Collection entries
┌──
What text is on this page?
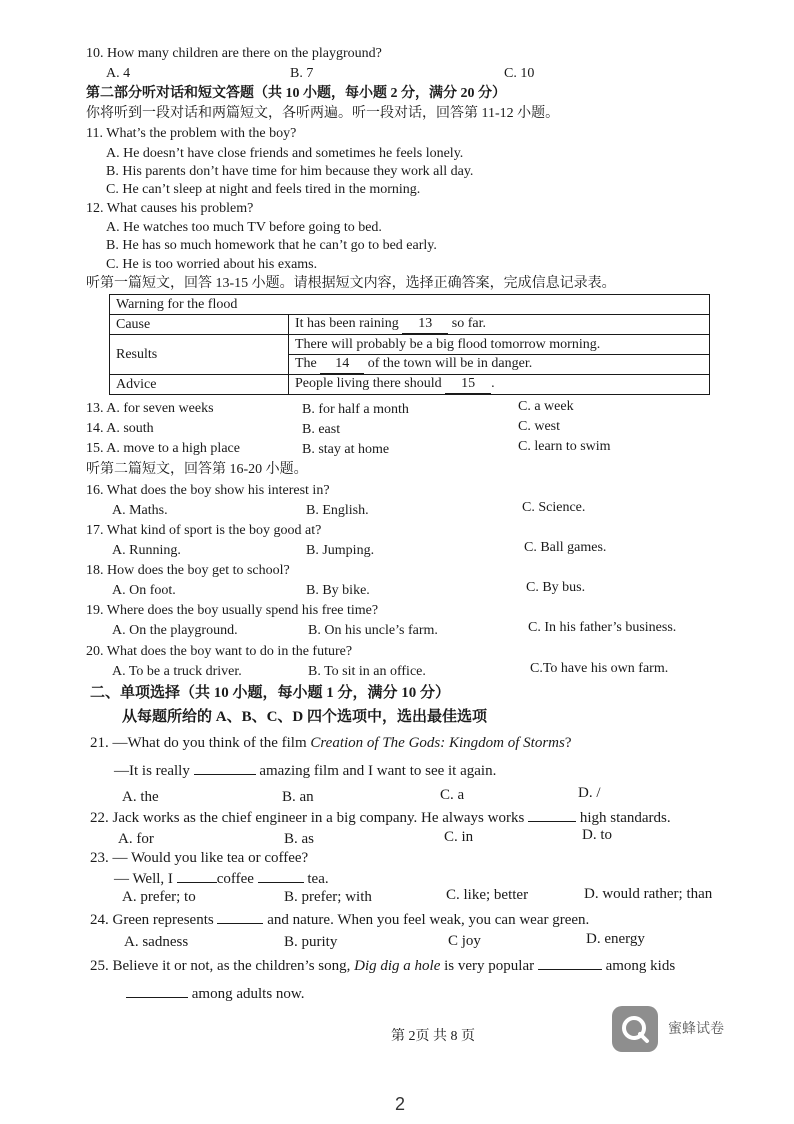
10. How many children are there on the playground?
A. 4	B. 7	C. 10
第二部分听对话和短文答题（共 10 小题，每小题 2 分，满分 20 分）
你将听到一段对话和两篇短文，各听两遍。听一段对话，回答第 11-12 小题。
11. What’s the problem with the boy?
A. He doesn’t have close friends and sometimes he feels lonely.
B. His parents don’t have time for him because they work all day.
C. He can’t sleep at night and feels tired in the morning.
12. What causes his problem?
A. He watches too much TV before going to bed.
B. He has so much homework that he can’t go to bed early.
C. He is too worried about his exams.
听第一篇短文，回答 13-15 小题。请根据短文内容，选择正确答案，完成信息记录表。
Warning for the flood	
Cause	It has been raining 13 so far.
Results	There will probably be a big flood tomorrow morning.
	The 14 of the town will be in danger.
Advice	People living there should 15 .
13. A. for seven weeks	B. for half a month	C. a week
14. A. south	B. east	C. west
15. A. move to a high place	B. stay at home	C. learn to swim
听第二篇短文，回答第 16-20 小题。
16. What does the boy show his interest in?
A. Maths.	B. English.	C. Science.
17. What kind of sport is the boy good at?
A. Running.	B. Jumping.	C. Ball games.
18. How does the boy get to school?
A. On foot.	B. By bike.	C. By bus.
19. Where does the boy usually spend his free time?
A. On the playground.	B. On his uncle’s farm.	C. In his father’s business.
20. What does the boy want to do in the future?
A. To be a truck driver.	B. To sit in an office.	C.To have his own farm.
二、单项选择（共 10 小题，每小题 1 分，满分 10 分）
从每题所给的 A、B、C、D 四个选项中，选出最佳选项
21. —What do you think of the film Creation of The Gods: Kingdom of Storms?
—It is really	amazing film and I want to see it again.
A. the	B. an	C. a	D. /
22. Jack works as the chief engineer in a big company. He always works	high standards.
A. for	B. as	C. in	D. to
23. — Would you like tea or coffee?
— Well, I	coffee	tea.
A. prefer; to	B. prefer; with	C. like; better	D. would rather; than
24. Green represents	and nature. When you feel weak, you can wear green.
A. sadness	B. purity	C joy	D. energy
25. Believe it or not, as the children’s song, Dig dig a hole is very popular	among kids
among adults now.
第 2页 共 8 页	蜜蜂试卷
2
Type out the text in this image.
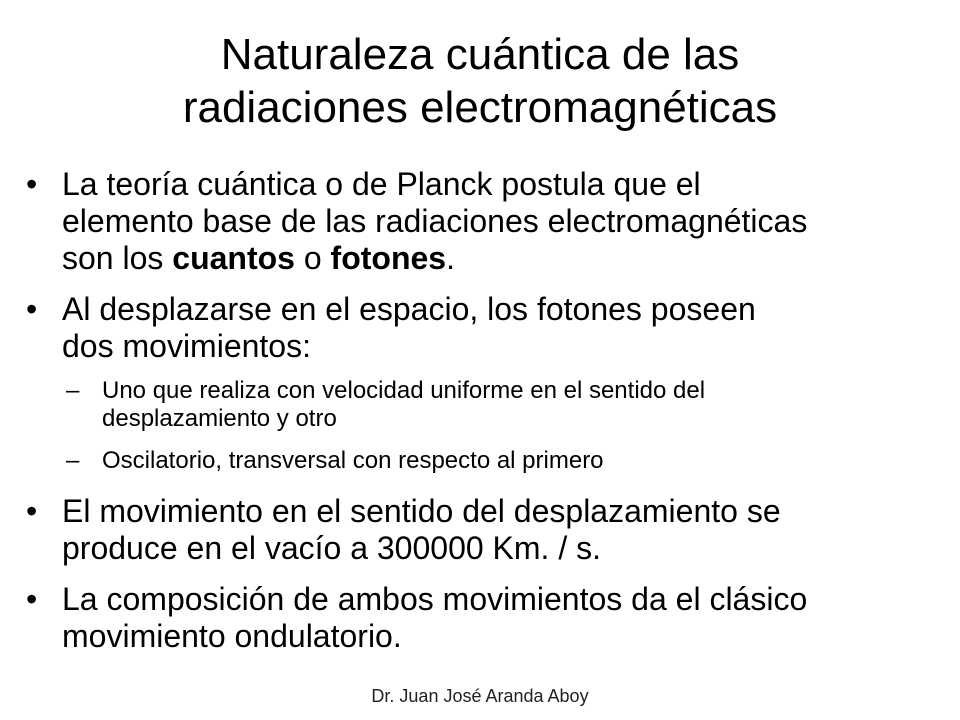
Naturaleza cuántica de las
radiaciones electromagnéticas
• La teoría cuántica o de Planck postula que el
elemento base de las radiaciones electromagnéticas
son los cuantos o fotones.
• Al desplazarse en el espacio, los fotones poseen
dos movimientos:
– Uno que realiza con velocidad uniforme en el sentido del
desplazamiento y otro
– Oscilatorio, transversal con respecto al primero
• El movimiento en el sentido del desplazamiento se
produce en el vacío a 300000 Km. / s.
• La composición de ambos movimientos da el clásico
movimiento ondulatorio.
Dr. Juan José Aranda Aboy
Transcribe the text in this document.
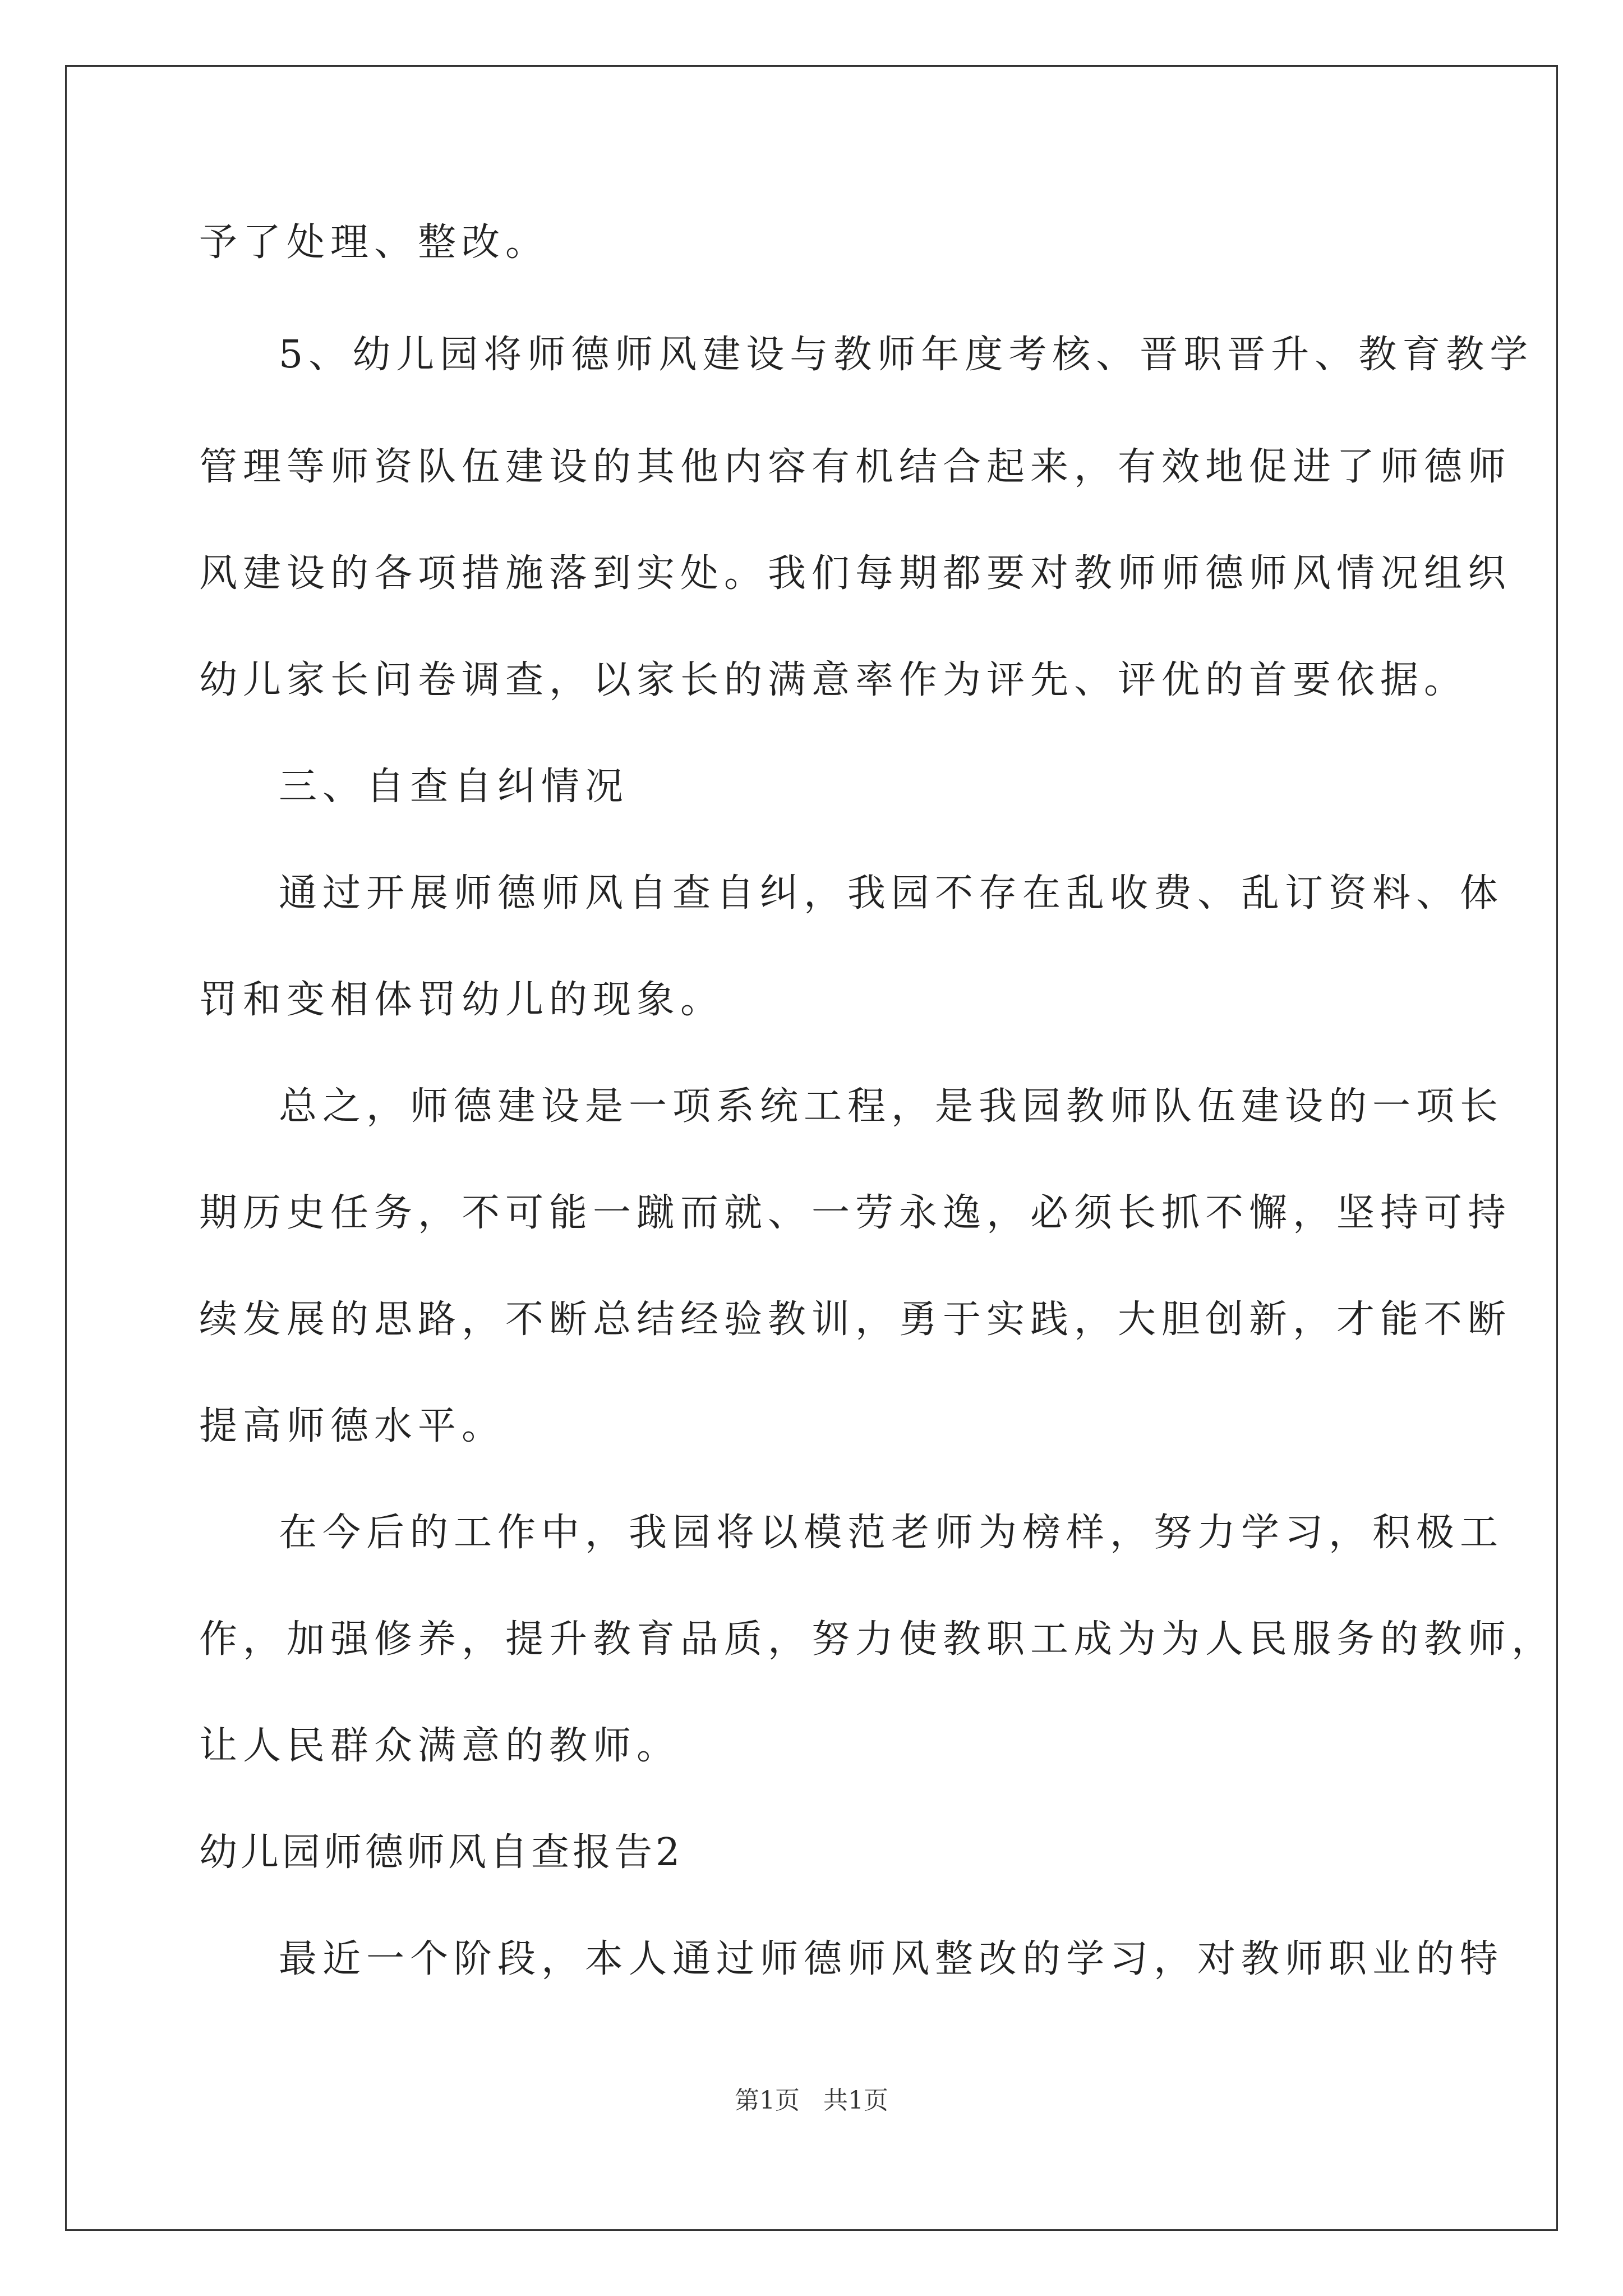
予了处理、整改。
5、幼儿园将师德师风建设与教师年度考核、晋职晋升、教育教学
管理等师资队伍建设的其他内容有机结合起来，有效地促进了师德师
风建设的各项措施落到实处。我们每期都要对教师师德师风情况组织
幼儿家长问卷调查，以家长的满意率作为评先、评优的首要依据。
三、自查自纠情况
通过开展师德师风自查自纠，我园不存在乱收费、乱订资料、体
罚和变相体罚幼儿的现象。
总之，师德建设是一项系统工程，是我园教师队伍建设的一项长
期历史任务，不可能一蹴而就、一劳永逸，必须长抓不懈，坚持可持
续发展的思路，不断总结经验教训，勇于实践，大胆创新，才能不断
提高师德水平。
在今后的工作中，我园将以模范老师为榜样，努力学习，积极工
作，加强修养，提升教育品质，努力使教职工成为为人民服务的教师，
让人民群众满意的教师。
幼儿园师德师风自查报告2
最近一个阶段，本人通过师德师风整改的学习，对教师职业的特
第1页 共1页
└──
__What the task asks__
Strip out the images, then output the records above word for word.

__Result__
What text is on this page?
10. How many children are there on the playground?
A. 4	B. 7	C. 10
第二部分听对话和短文答题（共 10 小题，每小题 2 分，满分 20 分）
你将听到一段对话和两篇短文，各听两遍。听一段对话，回答第 11-12 小题。
11. What’s the problem with the boy?
A. He doesn’t have close friends and sometimes he feels lonely.
B. His parents don’t have time for him because they work all day.
C. He can’t sleep at night and feels tired in the morning.
12. What causes his problem?
A. He watches too much TV before going to bed.
B. He has so much homework that he can’t go to bed early.
C. He is too worried about his exams.
听第一篇短文，回答 13-15 小题。请根据短文内容，选择正确答案，完成信息记录表。
Warning for the flood	
Cause	It has been raining 13 so far.
Results	There will probably be a big flood tomorrow morning.
	The 14 of the town will be in danger.
Advice	People living there should 15 .
13. A. for seven weeks	B. for half a month	C. a week
14. A. south	B. east	C. west
15. A. move to a high place	B. stay at home	C. learn to swim
听第二篇短文，回答第 16-20 小题。
16. What does the boy show his interest in?
A. Maths.	B. English.	C. Science.
17. What kind of sport is the boy good at?
A. Running.	B. Jumping.	C. Ball games.
18. How does the boy get to school?
A. On foot.	B. By bike.	C. By bus.
19. Where does the boy usually spend his free time?
A. On the playground.	B. On his uncle’s farm.	C. In his father’s business.
20. What does the boy want to do in the future?
A. To be a truck driver.	B. To sit in an office.	C.To have his own farm.
二、单项选择（共 10 小题，每小题 1 分，满分 10 分）
从每题所给的 A、B、C、D 四个选项中，选出最佳选项
21. —What do you think of the film Creation of The Gods: Kingdom of Storms?
—It is really	amazing film and I want to see it again.
A. the	B. an	C. a	D. /
22. Jack works as the chief engineer in a big company. He always works	high standards.
A. for	B. as	C. in	D. to
23. — Would you like tea or coffee?
— Well, I	coffee	tea.
A. prefer; to	B. prefer; with	C. like; better	D. would rather; than
24. Green represents	and nature. When you feel weak, you can wear green.
A. sadness	B. purity	C joy	D. energy
25. Believe it or not, as the children’s song, Dig dig a hole is very popular	among kids
among adults now.
第 2页 共 8 页	蜜蜂试卷
2
Type out the text in this image.
Naturaleza cuántica de las
radiaciones electromagnéticas
• La teoría cuántica o de Planck postula que el
elemento base de las radiaciones electromagnéticas
son los cuantos o fotones.
• Al desplazarse en el espacio, los fotones poseen
dos movimientos:
– Uno que realiza con velocidad uniforme en el sentido del
desplazamiento y otro
– Oscilatorio, transversal con respecto al primero
• El movimiento en el sentido del desplazamiento se
produce en el vacío a 300000 Km. / s.
• La composición de ambos movimientos da el clásico
movimiento ondulatorio.
Dr. Juan José Aranda Aboy
Transcribe the text in this document.
予了处理、整改。
5、幼儿园将师德师风建设与教师年度考核、晋职晋升、教育教学
管理等师资队伍建设的其他内容有机结合起来，有效地促进了师德师
风建设的各项措施落到实处。我们每期都要对教师师德师风情况组织
幼儿家长问卷调查，以家长的满意率作为评先、评优的首要依据。
三、自查自纠情况
通过开展师德师风自查自纠，我园不存在乱收费、乱订资料、体
罚和变相体罚幼儿的现象。
总之，师德建设是一项系统工程，是我园教师队伍建设的一项长
期历史任务，不可能一蹴而就、一劳永逸，必须长抓不懈，坚持可持
续发展的思路，不断总结经验教训，勇于实践，大胆创新，才能不断
提高师德水平。
在今后的工作中，我园将以模范老师为榜样，努力学习，积极工
作，加强修养，提升教育品质，努力使教职工成为为人民服务的教师，
让人民群众满意的教师。
幼儿园师德师风自查报告2
最近一个阶段，本人通过师德师风整改的学习，对教师职业的特
第1页 共1页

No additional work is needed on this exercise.